__Extracted data entries__
......

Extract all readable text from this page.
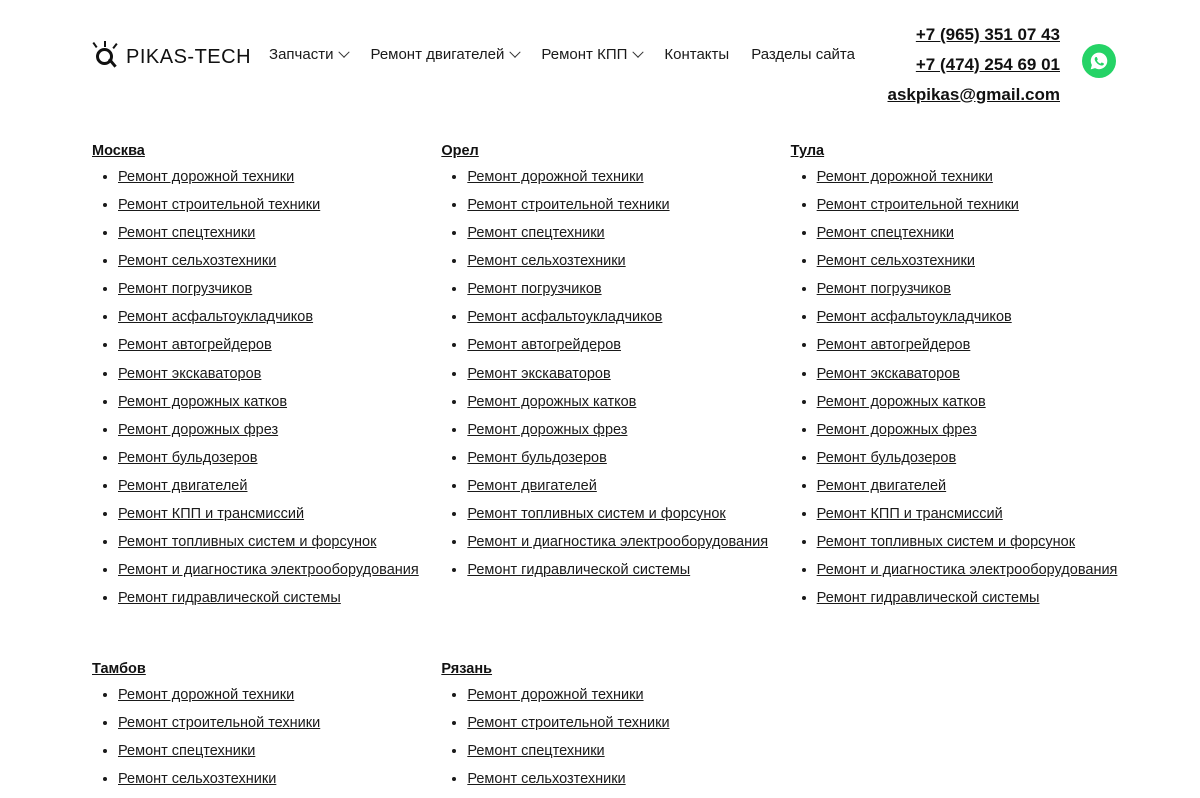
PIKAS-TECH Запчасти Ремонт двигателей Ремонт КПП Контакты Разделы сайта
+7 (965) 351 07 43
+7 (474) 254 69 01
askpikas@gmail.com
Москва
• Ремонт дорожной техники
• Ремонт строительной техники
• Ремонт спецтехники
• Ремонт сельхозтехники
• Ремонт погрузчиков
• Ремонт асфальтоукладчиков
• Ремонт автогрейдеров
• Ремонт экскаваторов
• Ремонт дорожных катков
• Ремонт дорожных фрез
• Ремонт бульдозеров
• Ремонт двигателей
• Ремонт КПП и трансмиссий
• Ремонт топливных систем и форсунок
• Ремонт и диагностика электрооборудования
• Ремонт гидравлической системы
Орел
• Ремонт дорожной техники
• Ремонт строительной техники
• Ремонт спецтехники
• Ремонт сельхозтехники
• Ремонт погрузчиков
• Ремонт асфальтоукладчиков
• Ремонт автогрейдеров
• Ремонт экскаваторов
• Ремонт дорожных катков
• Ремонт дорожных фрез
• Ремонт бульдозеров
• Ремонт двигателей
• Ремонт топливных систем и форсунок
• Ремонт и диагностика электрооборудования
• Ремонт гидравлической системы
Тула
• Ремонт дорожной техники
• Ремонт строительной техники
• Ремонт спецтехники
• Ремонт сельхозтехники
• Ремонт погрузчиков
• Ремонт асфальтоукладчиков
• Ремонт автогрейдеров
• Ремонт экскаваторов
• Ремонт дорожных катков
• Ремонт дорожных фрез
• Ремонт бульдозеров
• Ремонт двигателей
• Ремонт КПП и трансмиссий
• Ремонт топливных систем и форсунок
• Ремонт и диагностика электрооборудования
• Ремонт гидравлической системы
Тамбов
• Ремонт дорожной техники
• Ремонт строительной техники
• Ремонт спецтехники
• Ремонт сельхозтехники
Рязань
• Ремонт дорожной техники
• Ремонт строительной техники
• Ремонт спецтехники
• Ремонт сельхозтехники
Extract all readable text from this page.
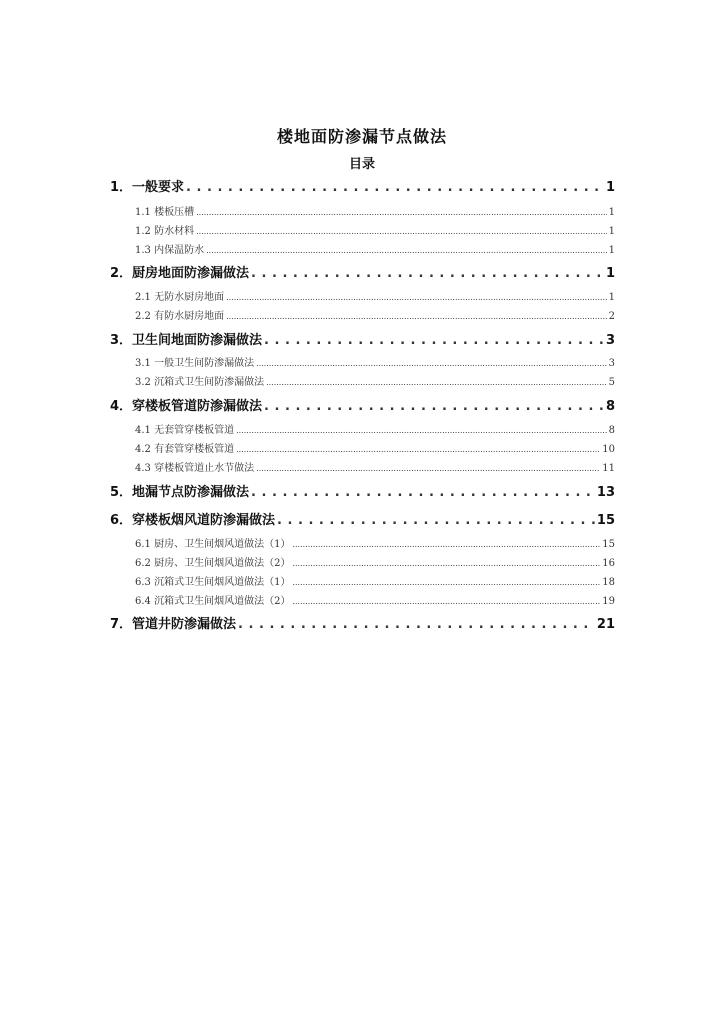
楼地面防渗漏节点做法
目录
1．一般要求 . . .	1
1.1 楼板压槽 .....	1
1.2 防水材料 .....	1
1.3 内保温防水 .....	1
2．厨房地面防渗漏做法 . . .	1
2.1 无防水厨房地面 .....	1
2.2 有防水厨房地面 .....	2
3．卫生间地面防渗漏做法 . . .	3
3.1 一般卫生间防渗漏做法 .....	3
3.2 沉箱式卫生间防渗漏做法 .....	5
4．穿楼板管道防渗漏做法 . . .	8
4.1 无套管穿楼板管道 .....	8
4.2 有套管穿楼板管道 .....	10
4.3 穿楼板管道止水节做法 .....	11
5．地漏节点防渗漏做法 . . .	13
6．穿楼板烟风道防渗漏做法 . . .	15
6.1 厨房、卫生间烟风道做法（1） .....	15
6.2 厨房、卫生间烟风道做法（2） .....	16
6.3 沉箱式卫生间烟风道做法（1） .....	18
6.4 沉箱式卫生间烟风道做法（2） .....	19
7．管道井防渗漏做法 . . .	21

......

__What you are asked to do__
State the count of lines in the data holding the word "沉箱式卫生间烟风道做法", adding nothing to it.

__Task response__
2